_Stored rows_:
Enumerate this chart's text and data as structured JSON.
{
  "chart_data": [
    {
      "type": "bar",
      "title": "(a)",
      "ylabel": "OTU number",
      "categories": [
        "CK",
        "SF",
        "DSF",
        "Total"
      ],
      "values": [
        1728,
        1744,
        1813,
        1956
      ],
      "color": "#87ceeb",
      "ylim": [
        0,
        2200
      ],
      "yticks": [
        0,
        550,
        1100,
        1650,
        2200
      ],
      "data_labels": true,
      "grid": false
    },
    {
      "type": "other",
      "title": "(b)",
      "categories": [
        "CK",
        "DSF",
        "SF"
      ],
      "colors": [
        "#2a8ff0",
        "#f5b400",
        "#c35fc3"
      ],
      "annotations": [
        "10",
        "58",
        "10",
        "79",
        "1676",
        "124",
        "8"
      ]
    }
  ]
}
* * *
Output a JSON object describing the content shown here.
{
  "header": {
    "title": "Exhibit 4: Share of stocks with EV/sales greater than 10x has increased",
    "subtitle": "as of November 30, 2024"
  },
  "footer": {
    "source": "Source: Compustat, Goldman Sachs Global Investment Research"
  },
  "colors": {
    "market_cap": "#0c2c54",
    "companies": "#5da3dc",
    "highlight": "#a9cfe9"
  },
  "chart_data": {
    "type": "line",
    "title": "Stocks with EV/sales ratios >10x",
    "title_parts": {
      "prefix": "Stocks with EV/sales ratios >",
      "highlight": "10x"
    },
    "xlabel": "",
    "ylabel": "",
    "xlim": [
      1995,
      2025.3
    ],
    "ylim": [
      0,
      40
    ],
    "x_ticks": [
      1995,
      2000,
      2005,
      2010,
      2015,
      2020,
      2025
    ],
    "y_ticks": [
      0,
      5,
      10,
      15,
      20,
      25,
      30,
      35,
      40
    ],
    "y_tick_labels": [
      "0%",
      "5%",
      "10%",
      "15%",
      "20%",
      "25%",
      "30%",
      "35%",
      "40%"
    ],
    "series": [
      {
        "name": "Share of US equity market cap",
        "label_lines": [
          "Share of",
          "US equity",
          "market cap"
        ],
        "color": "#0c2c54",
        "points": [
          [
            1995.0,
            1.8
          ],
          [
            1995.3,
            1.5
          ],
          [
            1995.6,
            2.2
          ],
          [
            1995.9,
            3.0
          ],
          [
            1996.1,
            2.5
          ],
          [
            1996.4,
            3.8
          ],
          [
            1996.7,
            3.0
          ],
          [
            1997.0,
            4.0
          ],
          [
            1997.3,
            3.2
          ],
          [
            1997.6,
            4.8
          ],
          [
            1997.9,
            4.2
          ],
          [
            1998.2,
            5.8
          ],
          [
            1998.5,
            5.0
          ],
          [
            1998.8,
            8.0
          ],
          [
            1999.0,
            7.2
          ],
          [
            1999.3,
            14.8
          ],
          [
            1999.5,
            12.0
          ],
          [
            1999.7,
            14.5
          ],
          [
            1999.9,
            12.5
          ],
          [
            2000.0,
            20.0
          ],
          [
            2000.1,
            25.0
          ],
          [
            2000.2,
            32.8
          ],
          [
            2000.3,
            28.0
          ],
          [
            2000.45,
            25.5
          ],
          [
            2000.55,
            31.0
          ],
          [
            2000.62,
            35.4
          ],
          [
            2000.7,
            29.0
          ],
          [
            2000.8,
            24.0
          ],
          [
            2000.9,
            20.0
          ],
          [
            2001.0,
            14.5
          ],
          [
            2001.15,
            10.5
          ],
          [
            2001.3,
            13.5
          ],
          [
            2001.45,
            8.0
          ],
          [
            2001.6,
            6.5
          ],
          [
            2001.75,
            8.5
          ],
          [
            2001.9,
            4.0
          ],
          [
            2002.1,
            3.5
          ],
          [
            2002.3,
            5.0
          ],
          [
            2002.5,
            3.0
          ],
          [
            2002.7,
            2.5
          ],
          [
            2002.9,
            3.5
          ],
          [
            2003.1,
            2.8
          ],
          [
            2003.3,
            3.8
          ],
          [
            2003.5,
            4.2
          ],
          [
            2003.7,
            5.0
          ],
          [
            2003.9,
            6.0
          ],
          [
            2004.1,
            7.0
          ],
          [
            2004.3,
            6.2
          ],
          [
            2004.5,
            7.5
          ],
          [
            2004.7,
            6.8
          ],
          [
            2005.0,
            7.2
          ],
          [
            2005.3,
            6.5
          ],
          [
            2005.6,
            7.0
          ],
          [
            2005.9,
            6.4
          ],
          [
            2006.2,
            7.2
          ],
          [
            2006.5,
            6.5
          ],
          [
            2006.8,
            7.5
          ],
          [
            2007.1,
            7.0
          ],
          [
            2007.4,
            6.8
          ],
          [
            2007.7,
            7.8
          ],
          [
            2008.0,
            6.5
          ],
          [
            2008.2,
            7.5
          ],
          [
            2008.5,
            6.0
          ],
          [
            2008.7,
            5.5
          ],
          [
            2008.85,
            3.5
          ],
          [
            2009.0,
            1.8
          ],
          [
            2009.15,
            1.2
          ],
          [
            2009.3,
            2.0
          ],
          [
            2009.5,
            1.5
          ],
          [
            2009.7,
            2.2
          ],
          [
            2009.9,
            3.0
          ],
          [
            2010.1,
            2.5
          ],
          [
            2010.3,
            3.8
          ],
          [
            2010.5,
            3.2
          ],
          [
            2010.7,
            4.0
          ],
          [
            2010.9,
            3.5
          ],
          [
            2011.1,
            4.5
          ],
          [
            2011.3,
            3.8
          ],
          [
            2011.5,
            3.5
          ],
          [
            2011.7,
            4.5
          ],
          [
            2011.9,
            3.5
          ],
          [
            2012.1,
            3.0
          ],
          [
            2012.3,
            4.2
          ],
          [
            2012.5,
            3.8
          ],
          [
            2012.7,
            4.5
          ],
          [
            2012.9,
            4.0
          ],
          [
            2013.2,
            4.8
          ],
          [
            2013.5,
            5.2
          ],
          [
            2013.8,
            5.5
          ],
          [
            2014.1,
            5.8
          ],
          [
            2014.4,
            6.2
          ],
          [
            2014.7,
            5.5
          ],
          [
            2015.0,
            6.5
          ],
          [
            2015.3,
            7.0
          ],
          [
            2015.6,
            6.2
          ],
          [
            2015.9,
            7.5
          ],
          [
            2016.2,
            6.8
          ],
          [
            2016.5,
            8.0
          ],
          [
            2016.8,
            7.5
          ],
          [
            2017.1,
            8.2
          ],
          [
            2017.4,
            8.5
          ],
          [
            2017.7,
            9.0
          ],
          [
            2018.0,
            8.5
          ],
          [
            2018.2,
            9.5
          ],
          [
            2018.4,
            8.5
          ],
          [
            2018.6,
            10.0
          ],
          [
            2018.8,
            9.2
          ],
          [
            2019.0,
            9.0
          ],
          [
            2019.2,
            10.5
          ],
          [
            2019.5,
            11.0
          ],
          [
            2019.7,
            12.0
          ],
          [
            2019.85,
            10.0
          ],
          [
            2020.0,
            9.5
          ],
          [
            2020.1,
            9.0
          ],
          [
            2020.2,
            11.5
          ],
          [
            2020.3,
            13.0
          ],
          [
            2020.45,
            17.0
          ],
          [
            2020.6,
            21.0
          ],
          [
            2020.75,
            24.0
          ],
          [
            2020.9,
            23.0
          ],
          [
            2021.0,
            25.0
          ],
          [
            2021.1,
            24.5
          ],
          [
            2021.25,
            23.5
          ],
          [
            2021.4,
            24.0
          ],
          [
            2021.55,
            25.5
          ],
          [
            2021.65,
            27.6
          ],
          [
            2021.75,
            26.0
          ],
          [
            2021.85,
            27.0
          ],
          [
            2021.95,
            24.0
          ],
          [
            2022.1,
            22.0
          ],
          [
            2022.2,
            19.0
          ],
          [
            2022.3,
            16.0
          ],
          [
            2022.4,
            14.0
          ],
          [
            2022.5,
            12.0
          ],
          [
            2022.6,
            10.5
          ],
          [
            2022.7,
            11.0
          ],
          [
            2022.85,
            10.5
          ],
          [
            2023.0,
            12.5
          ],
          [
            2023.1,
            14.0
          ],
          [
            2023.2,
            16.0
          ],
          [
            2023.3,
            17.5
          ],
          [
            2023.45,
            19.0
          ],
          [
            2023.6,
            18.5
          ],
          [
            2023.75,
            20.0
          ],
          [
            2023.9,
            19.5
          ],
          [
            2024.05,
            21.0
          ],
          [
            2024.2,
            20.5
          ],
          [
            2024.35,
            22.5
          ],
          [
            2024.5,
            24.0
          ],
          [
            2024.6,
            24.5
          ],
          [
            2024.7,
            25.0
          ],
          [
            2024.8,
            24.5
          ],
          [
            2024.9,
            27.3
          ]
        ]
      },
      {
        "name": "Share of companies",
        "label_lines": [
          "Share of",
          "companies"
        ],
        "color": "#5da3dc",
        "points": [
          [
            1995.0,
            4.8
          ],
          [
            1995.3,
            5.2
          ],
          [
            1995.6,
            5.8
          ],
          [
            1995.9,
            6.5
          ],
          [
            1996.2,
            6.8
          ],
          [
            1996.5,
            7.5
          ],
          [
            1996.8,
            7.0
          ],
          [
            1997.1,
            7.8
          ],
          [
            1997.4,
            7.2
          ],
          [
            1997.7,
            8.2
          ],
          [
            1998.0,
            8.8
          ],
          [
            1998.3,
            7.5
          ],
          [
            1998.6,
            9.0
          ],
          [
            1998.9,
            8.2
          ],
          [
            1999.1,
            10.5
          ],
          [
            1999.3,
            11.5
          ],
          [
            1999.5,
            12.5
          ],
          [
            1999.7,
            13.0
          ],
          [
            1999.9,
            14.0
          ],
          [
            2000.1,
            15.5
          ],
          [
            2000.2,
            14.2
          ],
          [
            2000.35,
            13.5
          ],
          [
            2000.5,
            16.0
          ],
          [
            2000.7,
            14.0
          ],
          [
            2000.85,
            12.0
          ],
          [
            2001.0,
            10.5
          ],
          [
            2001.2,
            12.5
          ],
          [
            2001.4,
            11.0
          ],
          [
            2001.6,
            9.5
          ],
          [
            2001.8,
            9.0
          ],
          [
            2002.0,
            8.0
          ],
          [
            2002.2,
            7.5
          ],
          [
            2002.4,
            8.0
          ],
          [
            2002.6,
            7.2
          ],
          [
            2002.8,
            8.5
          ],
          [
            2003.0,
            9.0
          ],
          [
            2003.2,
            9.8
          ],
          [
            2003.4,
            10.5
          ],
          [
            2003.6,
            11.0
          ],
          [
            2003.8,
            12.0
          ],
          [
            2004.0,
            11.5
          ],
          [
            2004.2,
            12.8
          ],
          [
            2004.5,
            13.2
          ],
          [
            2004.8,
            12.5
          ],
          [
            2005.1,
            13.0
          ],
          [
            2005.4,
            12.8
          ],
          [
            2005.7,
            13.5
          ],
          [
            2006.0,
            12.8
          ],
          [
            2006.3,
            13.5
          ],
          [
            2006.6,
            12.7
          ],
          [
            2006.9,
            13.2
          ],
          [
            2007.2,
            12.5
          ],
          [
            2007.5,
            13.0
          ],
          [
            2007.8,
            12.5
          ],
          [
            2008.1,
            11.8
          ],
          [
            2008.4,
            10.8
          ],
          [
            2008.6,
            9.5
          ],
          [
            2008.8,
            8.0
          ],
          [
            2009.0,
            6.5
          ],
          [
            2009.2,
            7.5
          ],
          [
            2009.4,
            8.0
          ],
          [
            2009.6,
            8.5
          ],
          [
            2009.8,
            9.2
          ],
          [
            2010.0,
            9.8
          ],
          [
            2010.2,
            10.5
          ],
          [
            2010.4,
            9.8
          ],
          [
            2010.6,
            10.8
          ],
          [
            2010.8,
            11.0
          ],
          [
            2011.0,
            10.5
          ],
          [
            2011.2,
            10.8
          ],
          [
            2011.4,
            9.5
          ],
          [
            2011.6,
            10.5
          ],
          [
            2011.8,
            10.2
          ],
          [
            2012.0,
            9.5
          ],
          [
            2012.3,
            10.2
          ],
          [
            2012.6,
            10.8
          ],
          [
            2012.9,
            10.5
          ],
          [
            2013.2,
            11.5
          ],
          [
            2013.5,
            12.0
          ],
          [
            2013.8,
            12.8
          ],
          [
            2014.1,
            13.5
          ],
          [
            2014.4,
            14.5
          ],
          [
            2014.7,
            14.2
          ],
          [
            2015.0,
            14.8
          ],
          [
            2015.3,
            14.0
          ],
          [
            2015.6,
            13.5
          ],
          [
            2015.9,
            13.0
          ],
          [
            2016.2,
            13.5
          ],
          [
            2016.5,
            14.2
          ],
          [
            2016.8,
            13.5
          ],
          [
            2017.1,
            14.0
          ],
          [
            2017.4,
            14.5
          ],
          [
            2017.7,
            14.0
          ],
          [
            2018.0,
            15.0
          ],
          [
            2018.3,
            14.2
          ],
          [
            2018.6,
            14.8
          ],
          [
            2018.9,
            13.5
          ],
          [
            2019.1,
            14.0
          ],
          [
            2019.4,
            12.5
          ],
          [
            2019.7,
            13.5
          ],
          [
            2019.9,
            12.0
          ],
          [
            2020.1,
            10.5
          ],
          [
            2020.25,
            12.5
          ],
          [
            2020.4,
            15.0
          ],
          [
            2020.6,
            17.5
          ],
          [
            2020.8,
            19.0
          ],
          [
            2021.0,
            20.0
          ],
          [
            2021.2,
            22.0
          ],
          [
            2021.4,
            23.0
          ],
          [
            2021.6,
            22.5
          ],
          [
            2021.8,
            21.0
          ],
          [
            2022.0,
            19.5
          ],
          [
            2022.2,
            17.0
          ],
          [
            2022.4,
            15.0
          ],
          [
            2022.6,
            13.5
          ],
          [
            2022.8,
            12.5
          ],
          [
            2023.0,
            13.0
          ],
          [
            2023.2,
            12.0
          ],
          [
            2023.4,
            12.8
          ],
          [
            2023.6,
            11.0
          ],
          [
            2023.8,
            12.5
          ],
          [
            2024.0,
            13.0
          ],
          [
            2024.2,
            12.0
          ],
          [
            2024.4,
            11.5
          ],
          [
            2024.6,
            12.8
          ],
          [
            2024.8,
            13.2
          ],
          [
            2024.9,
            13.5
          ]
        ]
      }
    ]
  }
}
* * *
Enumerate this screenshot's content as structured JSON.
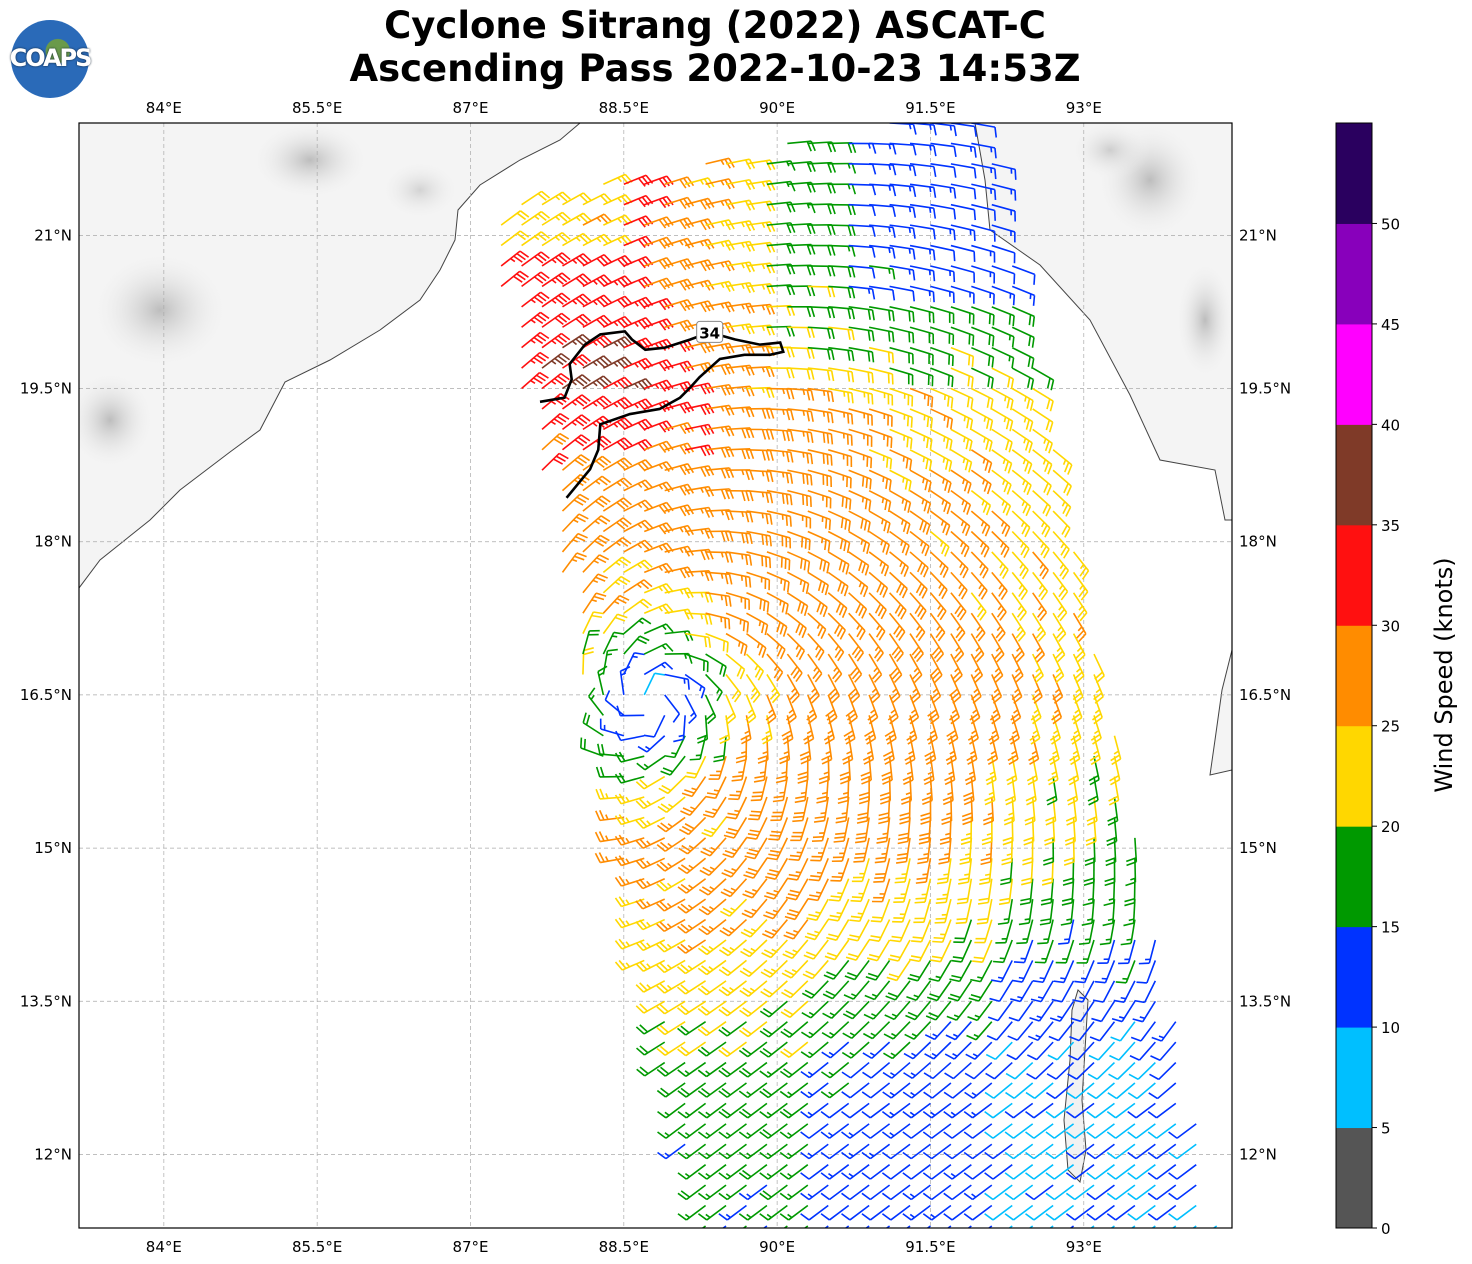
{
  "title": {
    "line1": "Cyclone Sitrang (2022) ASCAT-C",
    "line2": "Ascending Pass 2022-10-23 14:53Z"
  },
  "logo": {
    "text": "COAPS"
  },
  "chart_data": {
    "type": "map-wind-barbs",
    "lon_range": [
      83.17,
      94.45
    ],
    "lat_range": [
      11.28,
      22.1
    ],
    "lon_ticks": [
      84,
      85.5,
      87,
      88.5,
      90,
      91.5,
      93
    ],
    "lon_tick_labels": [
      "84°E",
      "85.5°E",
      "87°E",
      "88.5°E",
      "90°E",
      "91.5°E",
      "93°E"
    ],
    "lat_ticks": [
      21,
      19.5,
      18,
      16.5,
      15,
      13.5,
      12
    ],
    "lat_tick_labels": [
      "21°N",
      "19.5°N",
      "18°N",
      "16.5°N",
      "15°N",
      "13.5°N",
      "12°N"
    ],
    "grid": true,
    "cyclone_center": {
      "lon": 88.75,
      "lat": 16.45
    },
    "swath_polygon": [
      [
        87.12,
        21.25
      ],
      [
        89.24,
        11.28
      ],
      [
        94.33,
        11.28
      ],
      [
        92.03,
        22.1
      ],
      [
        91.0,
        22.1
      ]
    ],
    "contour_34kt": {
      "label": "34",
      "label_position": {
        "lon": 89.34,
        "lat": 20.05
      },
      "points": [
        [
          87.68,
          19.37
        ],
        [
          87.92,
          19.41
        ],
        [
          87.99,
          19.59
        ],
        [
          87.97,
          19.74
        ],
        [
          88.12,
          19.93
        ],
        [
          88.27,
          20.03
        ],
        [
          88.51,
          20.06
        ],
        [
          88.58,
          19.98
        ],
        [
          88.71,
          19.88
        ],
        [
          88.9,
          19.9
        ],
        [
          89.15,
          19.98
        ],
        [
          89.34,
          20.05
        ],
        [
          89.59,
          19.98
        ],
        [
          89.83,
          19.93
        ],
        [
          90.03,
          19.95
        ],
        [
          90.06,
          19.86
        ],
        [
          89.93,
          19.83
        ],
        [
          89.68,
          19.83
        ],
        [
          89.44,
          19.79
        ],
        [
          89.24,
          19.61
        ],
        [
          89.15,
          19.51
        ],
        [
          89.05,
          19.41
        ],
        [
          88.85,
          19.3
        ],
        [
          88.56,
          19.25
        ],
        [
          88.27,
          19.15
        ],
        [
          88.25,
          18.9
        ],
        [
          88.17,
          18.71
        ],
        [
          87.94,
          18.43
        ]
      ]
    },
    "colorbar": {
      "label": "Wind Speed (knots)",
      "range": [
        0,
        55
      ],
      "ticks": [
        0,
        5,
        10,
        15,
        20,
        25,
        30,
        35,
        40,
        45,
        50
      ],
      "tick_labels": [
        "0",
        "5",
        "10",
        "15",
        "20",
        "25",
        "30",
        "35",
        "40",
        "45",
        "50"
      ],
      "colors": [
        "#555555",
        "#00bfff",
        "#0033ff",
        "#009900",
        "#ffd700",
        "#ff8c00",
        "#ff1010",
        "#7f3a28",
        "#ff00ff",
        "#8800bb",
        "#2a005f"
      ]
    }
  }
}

_Task details_:
Using the listing above, show every line that includes the string "type".

_Answer to the task_:
      "type": "bar",
      "type": "other",
    "type": "line",
    "type": "map-wind-barbs",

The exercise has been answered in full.